Output every entry exactly as given.
>>
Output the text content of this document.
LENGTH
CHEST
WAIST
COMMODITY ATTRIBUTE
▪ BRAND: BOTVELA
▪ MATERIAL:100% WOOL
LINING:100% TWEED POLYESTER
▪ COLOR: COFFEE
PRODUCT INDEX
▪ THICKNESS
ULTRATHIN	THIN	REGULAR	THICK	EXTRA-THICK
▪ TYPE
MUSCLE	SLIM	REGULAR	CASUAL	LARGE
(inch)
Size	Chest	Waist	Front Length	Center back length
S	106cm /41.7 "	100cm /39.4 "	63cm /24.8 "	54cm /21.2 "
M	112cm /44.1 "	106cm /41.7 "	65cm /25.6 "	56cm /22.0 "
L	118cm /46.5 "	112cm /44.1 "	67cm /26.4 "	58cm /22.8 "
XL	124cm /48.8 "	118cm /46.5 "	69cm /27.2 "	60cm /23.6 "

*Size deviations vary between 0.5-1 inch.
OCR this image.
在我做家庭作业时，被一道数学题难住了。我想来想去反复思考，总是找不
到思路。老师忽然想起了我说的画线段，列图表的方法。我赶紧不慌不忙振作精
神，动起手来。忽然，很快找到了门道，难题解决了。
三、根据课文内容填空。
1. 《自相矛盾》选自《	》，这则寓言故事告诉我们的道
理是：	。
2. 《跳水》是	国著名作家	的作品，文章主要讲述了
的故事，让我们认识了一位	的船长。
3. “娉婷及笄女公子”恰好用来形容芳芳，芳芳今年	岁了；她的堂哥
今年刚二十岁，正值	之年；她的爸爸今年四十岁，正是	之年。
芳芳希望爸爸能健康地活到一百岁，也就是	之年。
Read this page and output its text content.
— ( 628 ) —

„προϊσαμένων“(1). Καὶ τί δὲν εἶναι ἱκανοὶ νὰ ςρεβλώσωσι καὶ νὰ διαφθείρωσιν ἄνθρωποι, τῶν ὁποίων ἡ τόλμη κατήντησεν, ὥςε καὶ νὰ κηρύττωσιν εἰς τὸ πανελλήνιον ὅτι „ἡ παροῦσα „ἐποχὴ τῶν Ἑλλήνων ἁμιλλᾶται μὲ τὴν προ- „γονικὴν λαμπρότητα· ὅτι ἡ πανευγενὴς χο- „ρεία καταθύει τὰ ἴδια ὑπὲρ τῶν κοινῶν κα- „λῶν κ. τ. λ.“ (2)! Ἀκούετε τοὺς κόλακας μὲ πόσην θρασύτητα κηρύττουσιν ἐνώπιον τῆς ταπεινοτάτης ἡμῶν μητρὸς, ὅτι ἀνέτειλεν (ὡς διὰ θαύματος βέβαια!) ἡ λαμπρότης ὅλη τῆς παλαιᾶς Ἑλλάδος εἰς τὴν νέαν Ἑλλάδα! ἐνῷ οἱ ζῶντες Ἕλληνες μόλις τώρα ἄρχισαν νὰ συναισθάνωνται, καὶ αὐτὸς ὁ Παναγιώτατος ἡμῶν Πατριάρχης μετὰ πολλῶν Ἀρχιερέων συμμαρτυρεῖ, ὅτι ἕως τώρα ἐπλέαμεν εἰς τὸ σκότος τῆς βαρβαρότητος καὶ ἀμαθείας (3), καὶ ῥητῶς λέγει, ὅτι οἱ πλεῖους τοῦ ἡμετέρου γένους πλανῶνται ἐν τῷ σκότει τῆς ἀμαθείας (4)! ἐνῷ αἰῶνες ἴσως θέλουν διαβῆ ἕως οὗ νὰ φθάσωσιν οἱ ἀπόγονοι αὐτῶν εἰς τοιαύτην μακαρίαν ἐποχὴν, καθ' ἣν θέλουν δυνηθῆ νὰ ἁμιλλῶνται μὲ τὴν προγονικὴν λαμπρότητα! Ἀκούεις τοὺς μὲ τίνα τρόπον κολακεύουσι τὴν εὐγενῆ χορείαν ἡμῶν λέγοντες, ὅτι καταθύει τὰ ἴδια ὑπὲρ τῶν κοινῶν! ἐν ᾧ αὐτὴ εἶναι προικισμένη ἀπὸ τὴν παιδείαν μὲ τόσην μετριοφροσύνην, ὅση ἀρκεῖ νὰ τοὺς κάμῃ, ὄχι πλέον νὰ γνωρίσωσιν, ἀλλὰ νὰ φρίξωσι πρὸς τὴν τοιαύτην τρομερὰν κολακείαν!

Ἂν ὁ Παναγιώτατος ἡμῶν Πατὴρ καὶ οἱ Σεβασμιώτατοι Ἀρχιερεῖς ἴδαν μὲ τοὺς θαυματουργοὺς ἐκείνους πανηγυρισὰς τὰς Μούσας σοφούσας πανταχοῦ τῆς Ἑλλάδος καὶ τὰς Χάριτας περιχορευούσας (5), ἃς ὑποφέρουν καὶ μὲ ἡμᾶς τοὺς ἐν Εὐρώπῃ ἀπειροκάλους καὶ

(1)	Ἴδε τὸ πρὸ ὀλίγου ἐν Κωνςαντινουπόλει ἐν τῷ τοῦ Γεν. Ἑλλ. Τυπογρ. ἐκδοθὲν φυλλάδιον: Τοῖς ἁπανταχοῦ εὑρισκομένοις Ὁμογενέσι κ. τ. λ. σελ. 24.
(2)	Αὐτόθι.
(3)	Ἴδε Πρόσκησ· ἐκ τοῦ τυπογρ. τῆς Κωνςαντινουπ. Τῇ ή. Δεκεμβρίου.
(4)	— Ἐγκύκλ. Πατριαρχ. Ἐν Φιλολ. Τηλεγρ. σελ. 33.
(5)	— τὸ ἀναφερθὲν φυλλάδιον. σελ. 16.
<<
*Solution below*.
Output the text content of this document.
LENGTH
CHEST
WAIST
COMMODITY ATTRIBUTE
▪ BRAND: BOTVELA
▪ MATERIAL:100% WOOL
LINING:100% TWEED POLYESTER
▪ COLOR: COFFEE
PRODUCT INDEX
▪ THICKNESS
ULTRATHIN	THIN	REGULAR	THICK	EXTRA-THICK
▪ TYPE
MUSCLE	SLIM	REGULAR	CASUAL	LARGE
(inch)
Size	Chest	Waist	Front Length	Center back length
S	106cm /41.7 "	100cm /39.4 "	63cm /24.8 "	54cm /21.2 "
M	112cm /44.1 "	106cm /41.7 "	65cm /25.6 "	56cm /22.0 "
L	118cm /46.5 "	112cm /44.1 "	67cm /26.4 "	58cm /22.8 "
XL	124cm /48.8 "	118cm /46.5 "	69cm /27.2 "	60cm /23.6 "

*Size deviations vary between 0.5-1 inch.
OCR this image.
在我做家庭作业时，被一道数学题难住了。我想来想去反复思考，总是找不
到思路。老师忽然想起了我说的画线段，列图表的方法。我赶紧不慌不忙振作精
神，动起手来。忽然，很快找到了门道，难题解决了。
三、根据课文内容填空。
1. 《自相矛盾》选自《	》，这则寓言故事告诉我们的道
理是：	。
2. 《跳水》是	国著名作家	的作品，文章主要讲述了
的故事，让我们认识了一位	的船长。
3. “娉婷及笄女公子”恰好用来形容芳芳，芳芳今年	岁了；她的堂哥
今年刚二十岁，正值	之年；她的爸爸今年四十岁，正是	之年。
芳芳希望爸爸能健康地活到一百岁，也就是	之年。
Read this page and output its text content.
— ( 628 ) —

„προϊσαμένων“(1). Καὶ τί δὲν εἶναι ἱκανοὶ νὰ ςρεβλώσωσι καὶ νὰ διαφθείρωσιν ἄνθρωποι, τῶν ὁποίων ἡ τόλμη κατήντησεν, ὥςε καὶ νὰ κηρύττωσιν εἰς τὸ πανελλήνιον ὅτι „ἡ παροῦσα „ἐποχὴ τῶν Ἑλλήνων ἁμιλλᾶται μὲ τὴν προ- „γονικὴν λαμπρότητα· ὅτι ἡ πανευγενὴς χο- „ρεία καταθύει τὰ ἴδια ὑπὲρ τῶν κοινῶν κα- „λῶν κ. τ. λ.“ (2)! Ἀκούετε τοὺς κόλακας μὲ πόσην θρασύτητα κηρύττουσιν ἐνώπιον τῆς ταπεινοτάτης ἡμῶν μητρὸς, ὅτι ἀνέτειλεν (ὡς διὰ θαύματος βέβαια!) ἡ λαμπρότης ὅλη τῆς παλαιᾶς Ἑλλάδος εἰς τὴν νέαν Ἑλλάδα! ἐνῷ οἱ ζῶντες Ἕλληνες μόλις τώρα ἄρχισαν νὰ συναισθάνωνται, καὶ αὐτὸς ὁ Παναγιώτατος ἡμῶν Πατριάρχης μετὰ πολλῶν Ἀρχιερέων συμμαρτυρεῖ, ὅτι ἕως τώρα ἐπλέαμεν εἰς τὸ σκότος τῆς βαρβαρότητος καὶ ἀμαθείας (3), καὶ ῥητῶς λέγει, ὅτι οἱ πλεῖους τοῦ ἡμετέρου γένους πλανῶνται ἐν τῷ σκότει τῆς ἀμαθείας (4)! ἐνῷ αἰῶνες ἴσως θέλουν διαβῆ ἕως οὗ νὰ φθάσωσιν οἱ ἀπόγονοι αὐτῶν εἰς τοιαύτην μακαρίαν ἐποχὴν, καθ' ἣν θέλουν δυνηθῆ νὰ ἁμιλλῶνται μὲ τὴν προγονικὴν λαμπρότητα! Ἀκούεις τοὺς μὲ τίνα τρόπον κολακεύουσι τὴν εὐγενῆ χορείαν ἡμῶν λέγοντες, ὅτι καταθύει τὰ ἴδια ὑπὲρ τῶν κοινῶν! ἐν ᾧ αὐτὴ εἶναι προικισμένη ἀπὸ τὴν παιδείαν μὲ τόσην μετριοφροσύνην, ὅση ἀρκεῖ νὰ τοὺς κάμῃ, ὄχι πλέον νὰ γνωρίσωσιν, ἀλλὰ νὰ φρίξωσι πρὸς τὴν τοιαύτην τρομερὰν κολακείαν!

Ἂν ὁ Παναγιώτατος ἡμῶν Πατὴρ καὶ οἱ Σεβασμιώτατοι Ἀρχιερεῖς ἴδαν μὲ τοὺς θαυματουργοὺς ἐκείνους πανηγυρισὰς τὰς Μούσας σοφούσας πανταχοῦ τῆς Ἑλλάδος καὶ τὰς Χάριτας περιχορευούσας (5), ἃς ὑποφέρουν καὶ μὲ ἡμᾶς τοὺς ἐν Εὐρώπῃ ἀπειροκάλους καὶ

(1)	Ἴδε τὸ πρὸ ὀλίγου ἐν Κωνςαντινουπόλει ἐν τῷ τοῦ Γεν. Ἑλλ. Τυπογρ. ἐκδοθὲν φυλλάδιον: Τοῖς ἁπανταχοῦ εὑρισκομένοις Ὁμογενέσι κ. τ. λ. σελ. 24.
(2)	Αὐτόθι.
(3)	Ἴδε Πρόσκησ· ἐκ τοῦ τυπογρ. τῆς Κωνςαντινουπ. Τῇ ή. Δεκεμβρίου.
(4)	— Ἐγκύκλ. Πατριαρχ. Ἐν Φιλολ. Τηλεγρ. σελ. 33.
(5)	— τὸ ἀναφερθὲν φυλλάδιον. σελ. 16.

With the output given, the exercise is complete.